Given problem: Output every line exactly as written. Leave out pictures.

Data to process:
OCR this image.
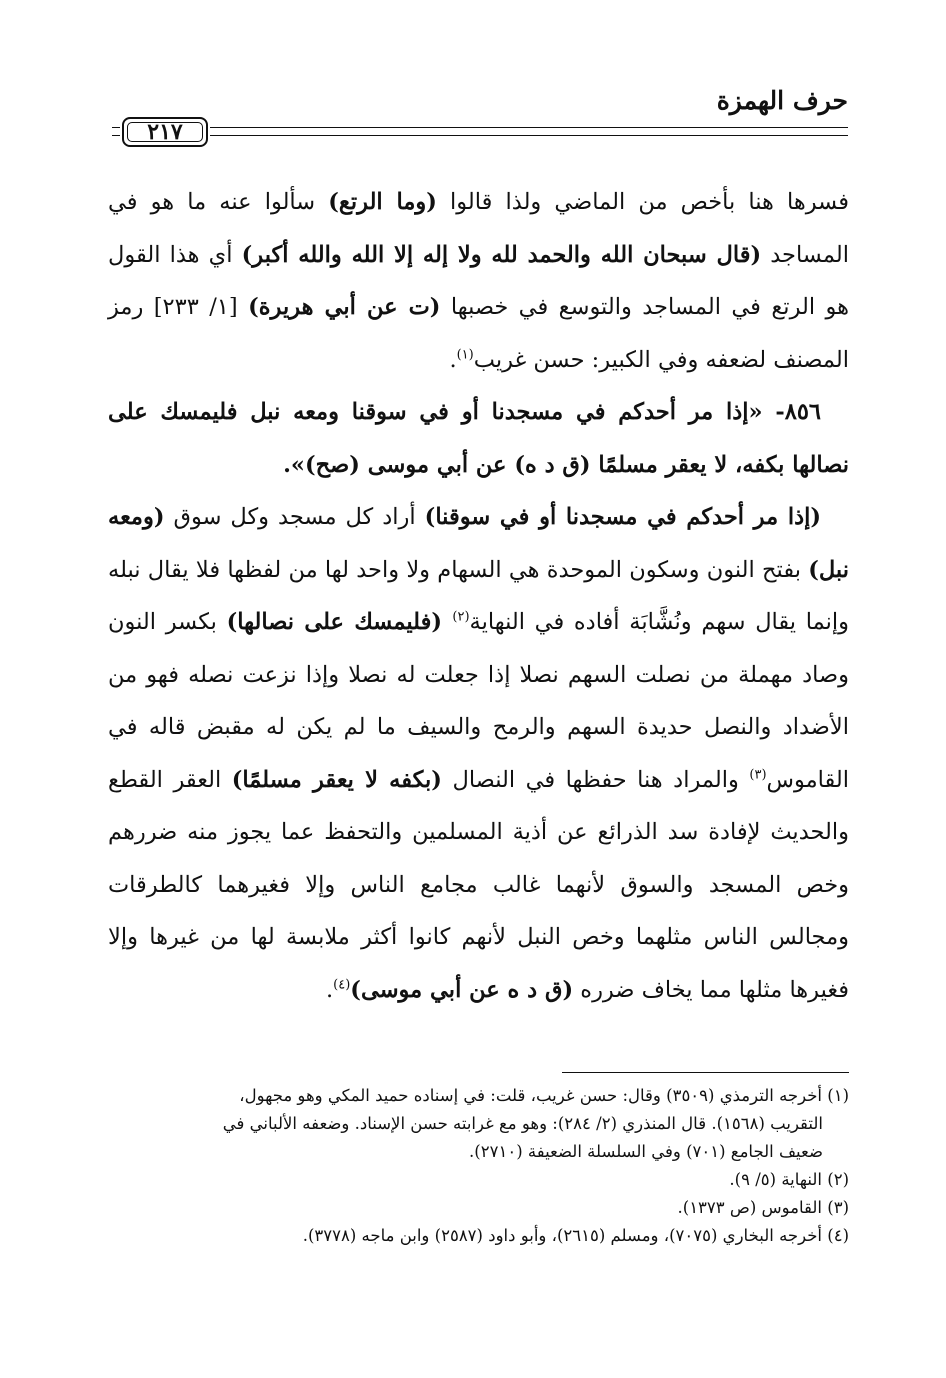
حرف الهمزة
٢١٧

فسرها هنا بأخص من الماضي ولذا قالوا (وما الرتع) سألوا عنه ما هو في المساجد (قال سبحان الله والحمد لله ولا إله إلا الله والله أكبر) أي هذا القول هو الرتع في المساجد والتوسع في خصبها (ت عن أبي هريرة) [١/ ٢٣٣] رمز المصنف لضعفه وفي الكبير: حسن غريب$^{(١)}$.

٨٥٦- «إذا مر أحدكم في مسجدنا أو في سوقنا ومعه نبل فليمسك على نصالها بكفه، لا يعقر مسلمًا (ق د ه) عن أبي موسى (صح)».

(إذا مر أحدكم في مسجدنا أو في سوقنا) أراد كل مسجد وكل سوق (ومعه نبل) بفتح النون وسكون الموحدة هي السهام ولا واحد لها من لفظها فلا يقال نبله وإنما يقال سهم ونُشَّابَة أفاده في النهاية$^{(٢)}$ (فليمسك على نصالها) بكسر النون وصاد مهملة من نصلت السهم نصلا إذا جعلت له نصلا وإذا نزعت نصله فهو من الأضداد والنصل حديدة السهم والرمح والسيف ما لم يكن له مقبض قاله في القاموس$^{(٣)}$ والمراد هنا حفظها في النصال (بكفه لا يعقر مسلمًا) العقر القطع والحديث لإفادة سد الذرائع عن أذية المسلمين والتحفظ عما يجوز منه ضررهم وخص المسجد والسوق لأنهما غالب مجامع الناس وإلا فغيرهما كالطرقات ومجالس الناس مثلهما وخص النبل لأنهم كانوا أكثر ملابسة لها من غيرها وإلا فغيرها مثلها مما يخاف ضرره (ق د ه عن أبي موسى)$^{(٤)}$.

(١) أخرجه الترمذي (٣٥٠٩) وقال: حسن غريب، قلت: في إسناده حميد المكي وهو مجهول،

التقريب (١٥٦٨). قال المنذري (٢/ ٢٨٤): وهو مع غرابته حسن الإسناد. وضعفه الألباني في

ضعيف الجامع (٧٠١) وفي السلسلة الضعيفة (٢٧١٠).

(٢) النهاية (٥/ ٩).

(٣) القاموس (ص ١٣٧٣).

(٤) أخرجه البخاري (٧٠٧٥)، ومسلم (٢٦١٥)، وأبو داود (٢٥٨٧) وابن ماجه (٣٧٧٨).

Answer for the task:
OCR this image.
حرف الهمزة
٢١٧

فسرها هنا بأخص من الماضي ولذا قالوا (وما الرتع) سألوا عنه ما هو في المساجد (قال سبحان الله والحمد لله ولا إله إلا الله والله أكبر) أي هذا القول هو الرتع في المساجد والتوسع في خصبها (ت عن أبي هريرة) [١/ ٢٣٣] رمز المصنف لضعفه وفي الكبير: حسن غريب$^{(١)}$.

٨٥٦- «إذا مر أحدكم في مسجدنا أو في سوقنا ومعه نبل فليمسك على نصالها بكفه، لا يعقر مسلمًا (ق د ه) عن أبي موسى (صح)».

(إذا مر أحدكم في مسجدنا أو في سوقنا) أراد كل مسجد وكل سوق (ومعه نبل) بفتح النون وسكون الموحدة هي السهام ولا واحد لها من لفظها فلا يقال نبله وإنما يقال سهم ونُشَّابَة أفاده في النهاية$^{(٢)}$ (فليمسك على نصالها) بكسر النون وصاد مهملة من نصلت السهم نصلا إذا جعلت له نصلا وإذا نزعت نصله فهو من الأضداد والنصل حديدة السهم والرمح والسيف ما لم يكن له مقبض قاله في القاموس$^{(٣)}$ والمراد هنا حفظها في النصال (بكفه لا يعقر مسلمًا) العقر القطع والحديث لإفادة سد الذرائع عن أذية المسلمين والتحفظ عما يجوز منه ضررهم وخص المسجد والسوق لأنهما غالب مجامع الناس وإلا فغيرهما كالطرقات ومجالس الناس مثلهما وخص النبل لأنهم كانوا أكثر ملابسة لها من غيرها وإلا فغيرها مثلها مما يخاف ضرره (ق د ه عن أبي موسى)$^{(٤)}$.

(١) أخرجه الترمذي (٣٥٠٩) وقال: حسن غريب، قلت: في إسناده حميد المكي وهو مجهول،

التقريب (١٥٦٨). قال المنذري (٢/ ٢٨٤): وهو مع غرابته حسن الإسناد. وضعفه الألباني في

ضعيف الجامع (٧٠١) وفي السلسلة الضعيفة (٢٧١٠).

(٢) النهاية (٥/ ٩).

(٣) القاموس (ص ١٣٧٣).

(٤) أخرجه البخاري (٧٠٧٥)، ومسلم (٢٦١٥)، وأبو داود (٢٥٨٧) وابن ماجه (٣٧٧٨).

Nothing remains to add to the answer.